Rewrite the records from the line that contains "- table-row: [85, 639, 1614, 739]" through the line that contains "- cell: [1039, 184, 1125, 424]", replacing "column-header" with "header-cell" and keeping everything else the same. Output only those lines.

— start of RECORDS PROVIDED —

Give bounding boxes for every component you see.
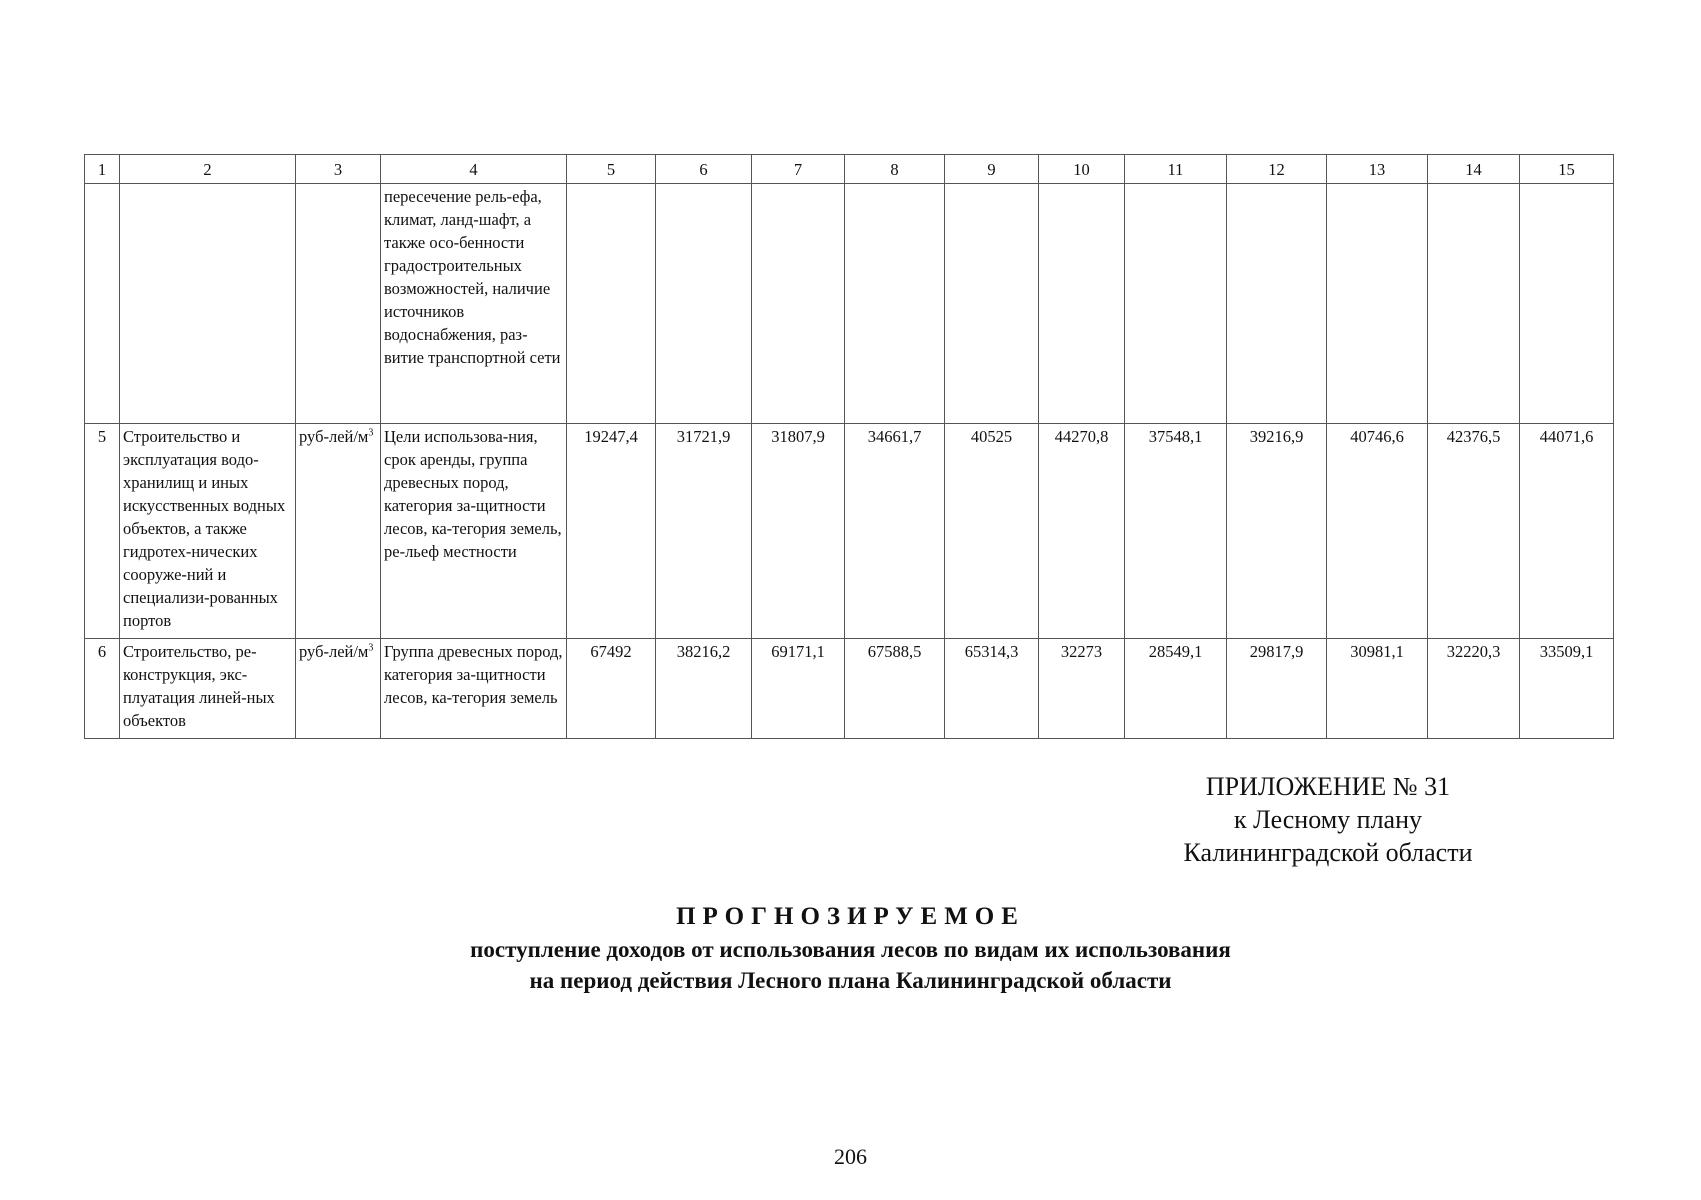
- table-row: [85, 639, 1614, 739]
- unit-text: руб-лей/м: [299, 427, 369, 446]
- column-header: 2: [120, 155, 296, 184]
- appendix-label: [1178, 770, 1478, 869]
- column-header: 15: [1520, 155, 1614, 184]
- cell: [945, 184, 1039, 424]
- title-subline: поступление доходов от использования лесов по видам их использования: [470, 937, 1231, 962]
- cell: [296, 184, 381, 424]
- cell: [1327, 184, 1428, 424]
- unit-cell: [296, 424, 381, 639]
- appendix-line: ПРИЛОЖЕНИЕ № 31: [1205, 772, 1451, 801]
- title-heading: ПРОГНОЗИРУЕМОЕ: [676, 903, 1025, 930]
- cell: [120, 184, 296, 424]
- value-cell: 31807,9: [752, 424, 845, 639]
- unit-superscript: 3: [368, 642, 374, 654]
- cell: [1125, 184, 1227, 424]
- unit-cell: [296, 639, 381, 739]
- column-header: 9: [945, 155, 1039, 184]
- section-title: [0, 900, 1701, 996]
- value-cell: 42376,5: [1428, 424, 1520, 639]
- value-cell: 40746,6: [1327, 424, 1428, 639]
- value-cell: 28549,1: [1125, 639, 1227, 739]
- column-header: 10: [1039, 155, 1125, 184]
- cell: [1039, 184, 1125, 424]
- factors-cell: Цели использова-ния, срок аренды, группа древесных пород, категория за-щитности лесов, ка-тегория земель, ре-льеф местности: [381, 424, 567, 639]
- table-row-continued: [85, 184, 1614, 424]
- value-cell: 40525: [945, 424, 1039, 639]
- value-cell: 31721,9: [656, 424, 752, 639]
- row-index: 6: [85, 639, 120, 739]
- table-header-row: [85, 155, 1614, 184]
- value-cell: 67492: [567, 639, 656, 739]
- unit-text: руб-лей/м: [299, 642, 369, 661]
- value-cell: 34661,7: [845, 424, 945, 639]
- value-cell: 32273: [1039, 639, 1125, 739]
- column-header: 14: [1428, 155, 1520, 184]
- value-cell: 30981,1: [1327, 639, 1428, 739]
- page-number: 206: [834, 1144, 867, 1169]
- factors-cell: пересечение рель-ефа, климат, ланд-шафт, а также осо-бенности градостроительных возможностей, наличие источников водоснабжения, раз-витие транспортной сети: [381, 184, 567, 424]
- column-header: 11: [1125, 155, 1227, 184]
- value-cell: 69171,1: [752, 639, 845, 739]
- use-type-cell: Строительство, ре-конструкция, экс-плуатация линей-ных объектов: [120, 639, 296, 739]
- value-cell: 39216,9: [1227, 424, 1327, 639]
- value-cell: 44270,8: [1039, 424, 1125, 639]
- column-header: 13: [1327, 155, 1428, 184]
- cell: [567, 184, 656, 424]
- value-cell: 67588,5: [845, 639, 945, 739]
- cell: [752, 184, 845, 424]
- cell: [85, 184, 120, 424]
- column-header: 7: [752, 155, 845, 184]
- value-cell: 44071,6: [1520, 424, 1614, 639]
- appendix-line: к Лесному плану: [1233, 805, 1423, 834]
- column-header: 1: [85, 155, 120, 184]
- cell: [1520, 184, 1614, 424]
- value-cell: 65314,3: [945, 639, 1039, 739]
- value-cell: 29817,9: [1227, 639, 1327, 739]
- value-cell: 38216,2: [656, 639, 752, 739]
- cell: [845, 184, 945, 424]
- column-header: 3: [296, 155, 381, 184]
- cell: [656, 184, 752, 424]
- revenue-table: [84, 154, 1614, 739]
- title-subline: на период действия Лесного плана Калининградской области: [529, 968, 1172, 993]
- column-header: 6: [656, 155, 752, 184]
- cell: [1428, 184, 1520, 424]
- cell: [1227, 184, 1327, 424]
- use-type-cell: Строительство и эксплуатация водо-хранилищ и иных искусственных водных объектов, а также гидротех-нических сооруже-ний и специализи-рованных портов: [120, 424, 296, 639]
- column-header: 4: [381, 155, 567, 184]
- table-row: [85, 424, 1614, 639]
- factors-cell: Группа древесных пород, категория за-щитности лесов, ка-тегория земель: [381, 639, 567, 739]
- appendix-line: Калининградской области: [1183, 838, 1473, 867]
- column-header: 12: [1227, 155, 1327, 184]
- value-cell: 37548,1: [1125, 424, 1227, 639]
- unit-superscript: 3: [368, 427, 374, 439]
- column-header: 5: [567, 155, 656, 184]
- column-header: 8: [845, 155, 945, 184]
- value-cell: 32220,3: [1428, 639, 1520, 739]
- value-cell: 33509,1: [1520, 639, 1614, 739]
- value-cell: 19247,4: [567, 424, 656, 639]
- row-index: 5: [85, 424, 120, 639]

— end of RECORDS PROVIDED —
— start of RECORDS PROVIDED —

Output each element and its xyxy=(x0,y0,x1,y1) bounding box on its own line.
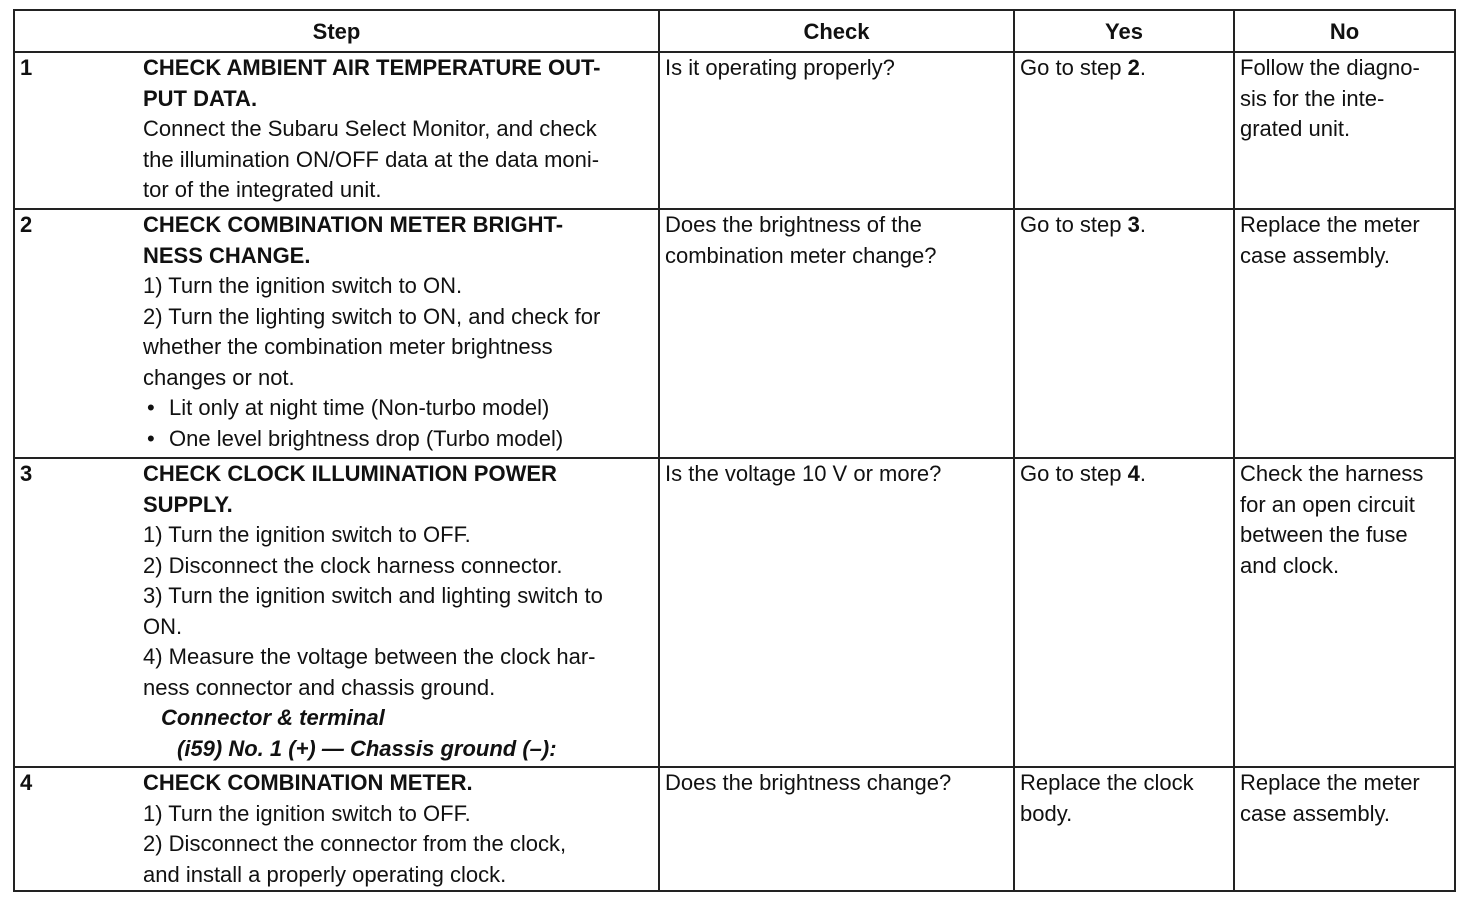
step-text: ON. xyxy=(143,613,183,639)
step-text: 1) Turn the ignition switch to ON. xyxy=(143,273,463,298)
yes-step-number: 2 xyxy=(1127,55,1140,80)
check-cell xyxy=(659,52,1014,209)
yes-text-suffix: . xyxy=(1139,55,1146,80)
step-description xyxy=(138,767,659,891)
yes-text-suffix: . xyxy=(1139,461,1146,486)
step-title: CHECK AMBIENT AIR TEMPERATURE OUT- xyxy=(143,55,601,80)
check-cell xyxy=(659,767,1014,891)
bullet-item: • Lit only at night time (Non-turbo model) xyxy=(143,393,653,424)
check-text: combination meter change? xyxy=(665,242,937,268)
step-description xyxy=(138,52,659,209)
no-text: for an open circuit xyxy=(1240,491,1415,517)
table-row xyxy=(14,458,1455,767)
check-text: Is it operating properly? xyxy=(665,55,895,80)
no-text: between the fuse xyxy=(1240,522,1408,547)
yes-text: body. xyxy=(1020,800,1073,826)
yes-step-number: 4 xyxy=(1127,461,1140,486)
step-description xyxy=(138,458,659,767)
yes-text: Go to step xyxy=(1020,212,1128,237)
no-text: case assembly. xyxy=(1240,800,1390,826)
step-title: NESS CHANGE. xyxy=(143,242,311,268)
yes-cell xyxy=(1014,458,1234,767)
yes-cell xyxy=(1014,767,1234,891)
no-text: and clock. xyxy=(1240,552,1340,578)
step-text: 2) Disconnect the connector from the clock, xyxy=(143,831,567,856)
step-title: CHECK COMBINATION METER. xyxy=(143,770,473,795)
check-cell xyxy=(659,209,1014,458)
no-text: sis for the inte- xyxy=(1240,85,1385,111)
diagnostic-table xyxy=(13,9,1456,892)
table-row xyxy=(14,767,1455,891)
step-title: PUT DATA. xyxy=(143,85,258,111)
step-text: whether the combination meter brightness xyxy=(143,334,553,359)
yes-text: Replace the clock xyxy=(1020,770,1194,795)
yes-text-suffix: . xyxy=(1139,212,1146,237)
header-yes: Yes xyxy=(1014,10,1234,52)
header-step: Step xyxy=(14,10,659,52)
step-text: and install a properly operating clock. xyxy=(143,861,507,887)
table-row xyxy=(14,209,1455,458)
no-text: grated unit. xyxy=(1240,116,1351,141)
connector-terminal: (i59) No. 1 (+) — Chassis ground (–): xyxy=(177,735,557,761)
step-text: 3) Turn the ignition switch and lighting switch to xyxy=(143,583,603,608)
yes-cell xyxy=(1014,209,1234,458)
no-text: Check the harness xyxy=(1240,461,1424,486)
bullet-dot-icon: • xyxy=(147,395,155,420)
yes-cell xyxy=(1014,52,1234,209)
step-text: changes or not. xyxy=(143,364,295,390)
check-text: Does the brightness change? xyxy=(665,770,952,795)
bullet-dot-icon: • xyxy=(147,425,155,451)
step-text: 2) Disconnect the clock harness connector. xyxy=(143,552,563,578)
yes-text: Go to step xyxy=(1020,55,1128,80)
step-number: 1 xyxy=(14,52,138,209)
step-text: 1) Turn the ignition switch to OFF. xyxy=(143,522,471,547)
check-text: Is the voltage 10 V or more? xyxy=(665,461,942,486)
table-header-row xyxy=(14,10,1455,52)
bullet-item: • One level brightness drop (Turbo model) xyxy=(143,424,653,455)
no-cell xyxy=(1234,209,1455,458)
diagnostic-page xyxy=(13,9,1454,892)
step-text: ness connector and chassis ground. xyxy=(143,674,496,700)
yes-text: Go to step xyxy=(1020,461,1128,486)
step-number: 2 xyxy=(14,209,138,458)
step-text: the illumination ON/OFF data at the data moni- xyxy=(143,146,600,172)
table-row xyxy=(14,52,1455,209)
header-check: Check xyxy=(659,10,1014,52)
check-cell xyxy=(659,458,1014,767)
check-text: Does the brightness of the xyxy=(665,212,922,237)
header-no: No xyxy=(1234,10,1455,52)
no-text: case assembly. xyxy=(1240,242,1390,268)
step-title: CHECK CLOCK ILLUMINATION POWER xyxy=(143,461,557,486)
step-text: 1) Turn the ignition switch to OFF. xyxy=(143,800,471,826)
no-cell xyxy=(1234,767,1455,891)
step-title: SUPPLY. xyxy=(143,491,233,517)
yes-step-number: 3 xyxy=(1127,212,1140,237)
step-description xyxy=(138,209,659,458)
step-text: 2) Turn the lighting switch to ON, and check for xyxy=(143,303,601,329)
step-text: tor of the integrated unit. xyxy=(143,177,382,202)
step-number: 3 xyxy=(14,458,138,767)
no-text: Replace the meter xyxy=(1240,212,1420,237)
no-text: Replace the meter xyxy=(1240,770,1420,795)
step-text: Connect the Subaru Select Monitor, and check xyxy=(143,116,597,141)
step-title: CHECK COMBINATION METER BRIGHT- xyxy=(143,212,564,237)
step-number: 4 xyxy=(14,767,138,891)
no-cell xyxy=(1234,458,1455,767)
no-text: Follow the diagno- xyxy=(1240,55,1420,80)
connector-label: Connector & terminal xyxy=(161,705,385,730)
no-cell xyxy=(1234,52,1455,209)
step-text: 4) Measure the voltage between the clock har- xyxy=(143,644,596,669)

— end of RECORDS PROVIDED —

• _FINAL RESULT_
- table-row: [85, 639, 1614, 739]
- unit-text: руб-лей/м: [299, 427, 369, 446]
- header-cell: 2: [120, 155, 296, 184]
- appendix-label: [1178, 770, 1478, 869]
- header-cell: 15: [1520, 155, 1614, 184]
- cell: [945, 184, 1039, 424]
- title-subline: поступление доходов от использования лесов по видам их использования: [470, 937, 1231, 962]
- cell: [296, 184, 381, 424]
- cell: [1327, 184, 1428, 424]
- unit-cell: [296, 424, 381, 639]
- appendix-line: ПРИЛОЖЕНИЕ № 31: [1205, 772, 1451, 801]
- title-heading: ПРОГНОЗИРУЕМОЕ: [676, 903, 1025, 930]
- cell: [120, 184, 296, 424]
- value-cell: 31807,9: [752, 424, 845, 639]
- unit-superscript: 3: [368, 642, 374, 654]
- cell: [1125, 184, 1227, 424]
- unit-cell: [296, 639, 381, 739]
- header-cell: 9: [945, 155, 1039, 184]
- section-title: [0, 900, 1701, 996]
- value-cell: 42376,5: [1428, 424, 1520, 639]
- value-cell: 40746,6: [1327, 424, 1428, 639]
- value-cell: 28549,1: [1125, 639, 1227, 739]
- header-cell: 10: [1039, 155, 1125, 184]
- cell: [1039, 184, 1125, 424]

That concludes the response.